Exercise goal
Please output as a JSON list of strings the rows beginning with the line containing "What elements are" and running through the line containing "panel-header: Total Sales: $104.9M: [979, 0, 1265, 45]", one string per line with blank lines left out.

═════ Material shown ═════

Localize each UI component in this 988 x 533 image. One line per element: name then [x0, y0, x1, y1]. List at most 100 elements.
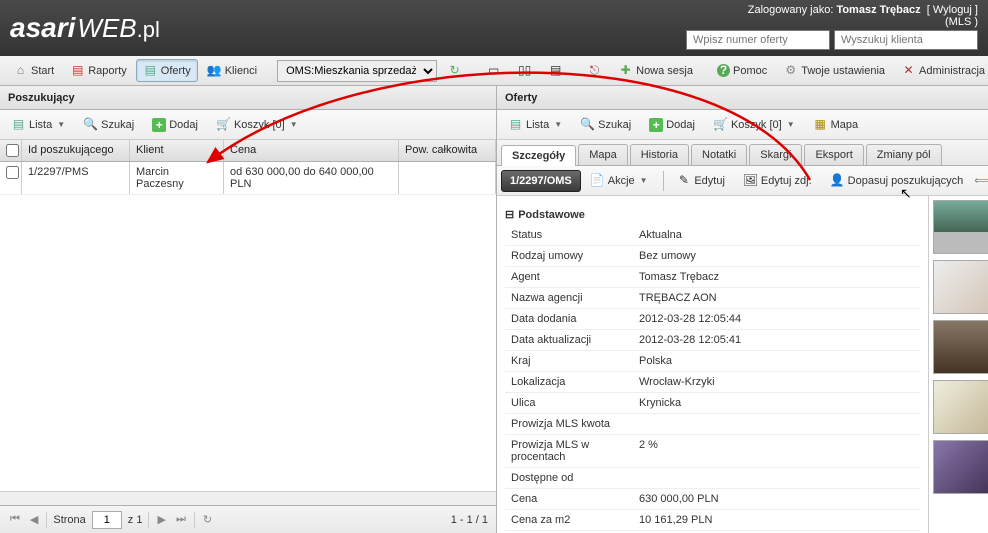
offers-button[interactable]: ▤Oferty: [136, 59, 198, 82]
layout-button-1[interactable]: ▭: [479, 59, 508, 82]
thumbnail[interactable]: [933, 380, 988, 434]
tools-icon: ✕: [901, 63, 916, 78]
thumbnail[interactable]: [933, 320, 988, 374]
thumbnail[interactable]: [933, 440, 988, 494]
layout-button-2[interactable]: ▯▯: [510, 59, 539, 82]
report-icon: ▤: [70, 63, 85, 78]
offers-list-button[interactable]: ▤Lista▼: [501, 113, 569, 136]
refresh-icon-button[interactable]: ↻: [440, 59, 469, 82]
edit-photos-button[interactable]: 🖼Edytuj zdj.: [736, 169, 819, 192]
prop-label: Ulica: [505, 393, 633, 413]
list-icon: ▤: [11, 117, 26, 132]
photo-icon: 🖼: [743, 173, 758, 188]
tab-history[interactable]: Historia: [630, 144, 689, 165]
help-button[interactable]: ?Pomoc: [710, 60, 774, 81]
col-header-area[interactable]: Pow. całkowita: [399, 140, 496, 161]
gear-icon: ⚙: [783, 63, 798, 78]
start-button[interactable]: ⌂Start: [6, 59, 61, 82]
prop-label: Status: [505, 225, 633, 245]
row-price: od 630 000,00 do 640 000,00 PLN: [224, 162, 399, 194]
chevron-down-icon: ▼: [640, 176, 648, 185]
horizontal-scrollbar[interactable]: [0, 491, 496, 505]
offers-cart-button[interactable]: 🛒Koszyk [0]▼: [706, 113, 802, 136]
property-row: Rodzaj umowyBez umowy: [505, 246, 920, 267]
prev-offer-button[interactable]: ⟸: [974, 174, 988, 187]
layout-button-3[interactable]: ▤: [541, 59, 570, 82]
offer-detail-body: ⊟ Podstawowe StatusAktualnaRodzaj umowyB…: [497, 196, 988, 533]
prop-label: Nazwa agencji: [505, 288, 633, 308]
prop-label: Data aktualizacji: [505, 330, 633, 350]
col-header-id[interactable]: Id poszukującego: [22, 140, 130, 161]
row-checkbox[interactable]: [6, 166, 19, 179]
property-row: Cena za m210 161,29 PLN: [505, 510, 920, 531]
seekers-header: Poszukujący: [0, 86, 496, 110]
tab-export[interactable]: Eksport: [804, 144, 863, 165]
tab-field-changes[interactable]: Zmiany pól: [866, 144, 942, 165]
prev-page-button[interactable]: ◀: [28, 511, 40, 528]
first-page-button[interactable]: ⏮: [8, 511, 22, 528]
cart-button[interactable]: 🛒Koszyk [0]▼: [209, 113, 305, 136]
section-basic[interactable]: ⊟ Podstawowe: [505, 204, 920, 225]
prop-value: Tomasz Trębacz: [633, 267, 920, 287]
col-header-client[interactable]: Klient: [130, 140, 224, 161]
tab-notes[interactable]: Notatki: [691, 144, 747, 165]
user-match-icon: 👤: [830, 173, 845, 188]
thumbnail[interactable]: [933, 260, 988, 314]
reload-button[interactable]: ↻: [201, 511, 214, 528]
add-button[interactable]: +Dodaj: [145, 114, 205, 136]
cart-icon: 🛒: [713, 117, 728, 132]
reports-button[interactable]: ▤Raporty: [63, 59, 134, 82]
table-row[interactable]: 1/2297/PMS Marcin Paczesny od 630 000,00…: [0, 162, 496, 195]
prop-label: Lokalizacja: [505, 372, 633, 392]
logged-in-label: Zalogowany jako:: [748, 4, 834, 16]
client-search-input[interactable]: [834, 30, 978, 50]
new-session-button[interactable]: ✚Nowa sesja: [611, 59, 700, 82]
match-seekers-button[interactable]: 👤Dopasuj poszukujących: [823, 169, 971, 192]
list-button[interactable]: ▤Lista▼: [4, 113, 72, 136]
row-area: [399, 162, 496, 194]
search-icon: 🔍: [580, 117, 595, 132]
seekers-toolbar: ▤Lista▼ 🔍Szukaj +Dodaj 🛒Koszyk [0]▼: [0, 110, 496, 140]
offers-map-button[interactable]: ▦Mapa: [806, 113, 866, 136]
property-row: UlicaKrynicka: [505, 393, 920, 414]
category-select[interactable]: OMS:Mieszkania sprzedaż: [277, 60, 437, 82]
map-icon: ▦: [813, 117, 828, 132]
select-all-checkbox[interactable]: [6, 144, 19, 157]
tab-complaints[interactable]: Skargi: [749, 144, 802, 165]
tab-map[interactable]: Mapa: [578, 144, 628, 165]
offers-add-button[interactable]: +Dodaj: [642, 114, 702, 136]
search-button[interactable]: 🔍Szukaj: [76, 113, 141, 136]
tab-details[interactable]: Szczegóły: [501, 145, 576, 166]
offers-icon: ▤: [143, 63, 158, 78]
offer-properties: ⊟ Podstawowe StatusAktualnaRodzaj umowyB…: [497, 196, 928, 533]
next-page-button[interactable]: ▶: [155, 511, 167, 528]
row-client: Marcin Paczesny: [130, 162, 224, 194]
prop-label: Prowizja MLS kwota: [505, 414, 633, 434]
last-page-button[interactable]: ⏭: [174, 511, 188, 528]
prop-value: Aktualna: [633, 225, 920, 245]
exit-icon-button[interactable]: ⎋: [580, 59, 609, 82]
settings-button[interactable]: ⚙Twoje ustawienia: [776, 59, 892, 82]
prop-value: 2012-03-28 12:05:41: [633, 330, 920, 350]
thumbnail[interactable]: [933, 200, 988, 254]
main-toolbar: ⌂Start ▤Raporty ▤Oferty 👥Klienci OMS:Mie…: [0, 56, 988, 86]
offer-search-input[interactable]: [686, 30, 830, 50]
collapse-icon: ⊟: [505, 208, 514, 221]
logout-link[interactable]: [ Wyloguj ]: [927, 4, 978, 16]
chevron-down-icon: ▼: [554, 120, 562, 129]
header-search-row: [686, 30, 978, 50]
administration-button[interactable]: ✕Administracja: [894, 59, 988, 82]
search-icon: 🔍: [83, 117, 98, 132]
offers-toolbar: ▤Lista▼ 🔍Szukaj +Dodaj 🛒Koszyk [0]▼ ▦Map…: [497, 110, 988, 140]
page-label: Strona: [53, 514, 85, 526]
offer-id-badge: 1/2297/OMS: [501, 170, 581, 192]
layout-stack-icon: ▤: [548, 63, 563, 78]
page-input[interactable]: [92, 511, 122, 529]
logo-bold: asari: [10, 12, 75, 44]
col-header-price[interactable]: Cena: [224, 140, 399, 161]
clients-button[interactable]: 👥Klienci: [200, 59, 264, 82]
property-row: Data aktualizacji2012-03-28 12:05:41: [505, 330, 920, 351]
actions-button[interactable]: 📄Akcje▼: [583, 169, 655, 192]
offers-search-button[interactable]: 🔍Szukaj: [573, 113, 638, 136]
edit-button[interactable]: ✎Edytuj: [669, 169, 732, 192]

═════
═════ Material shown ═════

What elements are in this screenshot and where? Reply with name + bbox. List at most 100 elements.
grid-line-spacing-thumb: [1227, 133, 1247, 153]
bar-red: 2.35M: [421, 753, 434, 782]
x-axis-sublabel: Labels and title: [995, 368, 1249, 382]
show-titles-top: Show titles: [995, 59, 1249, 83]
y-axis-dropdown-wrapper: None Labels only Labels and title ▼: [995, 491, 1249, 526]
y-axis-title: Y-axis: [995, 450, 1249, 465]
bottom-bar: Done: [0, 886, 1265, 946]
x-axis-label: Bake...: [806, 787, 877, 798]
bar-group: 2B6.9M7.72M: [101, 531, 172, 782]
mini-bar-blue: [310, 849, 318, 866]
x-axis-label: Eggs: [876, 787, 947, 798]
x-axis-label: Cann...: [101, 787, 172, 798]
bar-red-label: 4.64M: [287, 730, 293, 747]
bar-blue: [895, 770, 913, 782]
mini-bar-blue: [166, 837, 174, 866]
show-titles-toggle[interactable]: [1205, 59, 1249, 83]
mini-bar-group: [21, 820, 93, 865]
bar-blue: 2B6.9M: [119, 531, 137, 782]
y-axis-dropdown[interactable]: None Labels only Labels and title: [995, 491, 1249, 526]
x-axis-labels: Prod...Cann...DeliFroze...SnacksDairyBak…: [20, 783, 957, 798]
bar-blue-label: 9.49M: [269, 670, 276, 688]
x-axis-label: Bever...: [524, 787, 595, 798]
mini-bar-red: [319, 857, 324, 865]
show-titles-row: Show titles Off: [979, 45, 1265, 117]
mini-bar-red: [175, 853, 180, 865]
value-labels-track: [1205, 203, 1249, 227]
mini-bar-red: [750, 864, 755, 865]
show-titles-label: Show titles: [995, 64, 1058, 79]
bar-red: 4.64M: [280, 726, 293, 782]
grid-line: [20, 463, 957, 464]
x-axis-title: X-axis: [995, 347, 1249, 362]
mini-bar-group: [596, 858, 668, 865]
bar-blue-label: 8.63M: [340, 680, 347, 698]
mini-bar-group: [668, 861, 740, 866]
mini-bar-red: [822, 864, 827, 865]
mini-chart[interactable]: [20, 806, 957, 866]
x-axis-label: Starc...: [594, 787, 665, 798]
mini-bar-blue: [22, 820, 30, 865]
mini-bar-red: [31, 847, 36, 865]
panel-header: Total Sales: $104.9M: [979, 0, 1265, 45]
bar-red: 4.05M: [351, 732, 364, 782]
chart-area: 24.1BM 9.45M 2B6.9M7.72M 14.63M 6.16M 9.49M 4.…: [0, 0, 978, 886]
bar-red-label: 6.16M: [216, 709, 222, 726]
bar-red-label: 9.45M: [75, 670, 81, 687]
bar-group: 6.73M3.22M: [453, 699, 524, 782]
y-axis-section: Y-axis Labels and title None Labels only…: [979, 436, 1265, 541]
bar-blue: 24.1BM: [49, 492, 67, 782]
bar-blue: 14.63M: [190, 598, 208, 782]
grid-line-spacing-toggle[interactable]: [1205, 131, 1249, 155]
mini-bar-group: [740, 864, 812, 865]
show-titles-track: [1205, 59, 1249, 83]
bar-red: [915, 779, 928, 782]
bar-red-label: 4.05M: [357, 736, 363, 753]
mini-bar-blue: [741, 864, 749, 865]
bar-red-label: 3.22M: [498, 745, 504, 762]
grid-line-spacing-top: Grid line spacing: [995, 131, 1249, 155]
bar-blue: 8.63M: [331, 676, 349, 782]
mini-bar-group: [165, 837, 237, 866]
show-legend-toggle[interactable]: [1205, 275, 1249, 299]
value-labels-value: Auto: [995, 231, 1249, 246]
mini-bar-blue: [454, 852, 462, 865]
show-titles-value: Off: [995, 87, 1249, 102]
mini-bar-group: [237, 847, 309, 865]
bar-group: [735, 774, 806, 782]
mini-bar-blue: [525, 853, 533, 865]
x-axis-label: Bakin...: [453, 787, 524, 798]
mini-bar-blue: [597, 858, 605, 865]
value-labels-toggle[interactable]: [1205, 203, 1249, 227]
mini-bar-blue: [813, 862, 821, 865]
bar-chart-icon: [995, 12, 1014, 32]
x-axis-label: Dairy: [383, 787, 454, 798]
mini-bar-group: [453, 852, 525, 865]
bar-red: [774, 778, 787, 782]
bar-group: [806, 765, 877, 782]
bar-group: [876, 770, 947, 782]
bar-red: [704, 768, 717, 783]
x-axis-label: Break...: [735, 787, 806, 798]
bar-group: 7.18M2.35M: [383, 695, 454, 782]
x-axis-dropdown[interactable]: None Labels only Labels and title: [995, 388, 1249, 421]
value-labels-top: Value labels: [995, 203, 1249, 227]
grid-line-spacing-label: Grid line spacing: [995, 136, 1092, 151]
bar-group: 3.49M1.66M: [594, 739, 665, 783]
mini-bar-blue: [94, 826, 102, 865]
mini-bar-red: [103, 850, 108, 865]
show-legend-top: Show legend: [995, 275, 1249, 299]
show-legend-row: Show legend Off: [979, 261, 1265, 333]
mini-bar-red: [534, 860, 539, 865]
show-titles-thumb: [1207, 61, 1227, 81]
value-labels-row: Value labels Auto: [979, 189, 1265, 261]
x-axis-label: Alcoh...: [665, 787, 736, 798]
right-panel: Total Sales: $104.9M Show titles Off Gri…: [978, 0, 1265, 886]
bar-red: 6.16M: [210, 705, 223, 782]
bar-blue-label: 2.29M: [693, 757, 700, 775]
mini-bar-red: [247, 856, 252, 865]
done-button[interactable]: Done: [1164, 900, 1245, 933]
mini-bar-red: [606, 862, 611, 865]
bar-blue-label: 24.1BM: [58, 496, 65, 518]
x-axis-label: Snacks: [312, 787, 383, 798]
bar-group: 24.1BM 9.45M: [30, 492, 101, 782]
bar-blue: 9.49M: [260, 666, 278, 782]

═════

Final result
[
  "What elements are in this screenshot and where? Reply with name + bbox. List at most 100 elements.",
  "grid-line-spacing-thumb: [1227, 133, 1247, 153]",
  "bar-red: 2.35M: [421, 753, 434, 782]",
  "x-axis-sublabel: Labels and title: [995, 368, 1249, 382]",
  "show-titles-top: Show titles: [995, 59, 1249, 83]",
  "y-axis-dropdown-wrapper: None Labels only Labels and title ▼: [995, 491, 1249, 526]",
  "y-axis-title: Y-axis: [995, 450, 1249, 465]",
  "bottom-bar: Done: [0, 886, 1265, 946]",
  "x-axis-label: Bake...: [806, 787, 877, 798]",
  "bar-group: 2B6.9M7.72M: [101, 531, 172, 782]",
  "mini-bar-blue: [310, 849, 318, 866]",
  "x-axis-label: Eggs: [876, 787, 947, 798]",
  "x-axis-label: Cann...: [101, 787, 172, 798]",
  "bar-red-label: 4.64M: [287, 730, 293, 747]",
  "bar-blue: [895, 770, 913, 782]",
  "mini-bar-blue: [166, 837, 174, 866]",
  "show-titles-toggle[interactable]: [1205, 59, 1249, 83]",
  "mini-bar-group: [21, 820, 93, 865]",
  "bar-blue: 2B6.9M: [119, 531, 137, 782]",
  "y-axis-dropdown[interactable]: None Labels only Labels and title: [995, 491, 1249, 526]",
  "x-axis-labels: Prod...Cann...DeliFroze...SnacksDairyBak…: [20, 783, 957, 798]",
  "bar-blue-label: 9.49M: [269, 670, 276, 688]",
  "x-axis-label: Bever...: [524, 787, 595, 798]",
  "mini-bar-red: [319, 857, 324, 865]",
  "show-titles-row: Show titles Off: [979, 45, 1265, 117]",
  "mini-bar-red: [175, 853, 180, 865]",
  "value-labels-track: [1205, 203, 1249, 227]",
  "mini-bar-red: [750, 864, 755, 865]",
  "show-titles-label: Show titles: [995, 64, 1058, 79]",
  "bar-red: 4.64M: [280, 726, 293, 782]",
  "grid-line: [20, 463, 957, 464]",
  "x-axis-title: X-axis: [995, 347, 1249, 362]",
  "mini-bar-group: [596, 858, 668, 865]",
  "bar-blue-label: 8.63M: [340, 680, 347, 698]",
  "mini-bar-group: [668, 861, 740, 866]",
  "mini-bar-red: [822, 864, 827, 865]",
  "mini-chart[interactable]: [20, 806, 957, 866]",
  "x-axis-label: Starc...: [594, 787, 665, 798]",
  "mini-bar-blue: [22, 820, 30, 865]",
  "mini-bar-red: [31, 847, 36, 865]",
  "panel-header: Total Sales: $104.9M: [979, 0, 1265, 45]"
]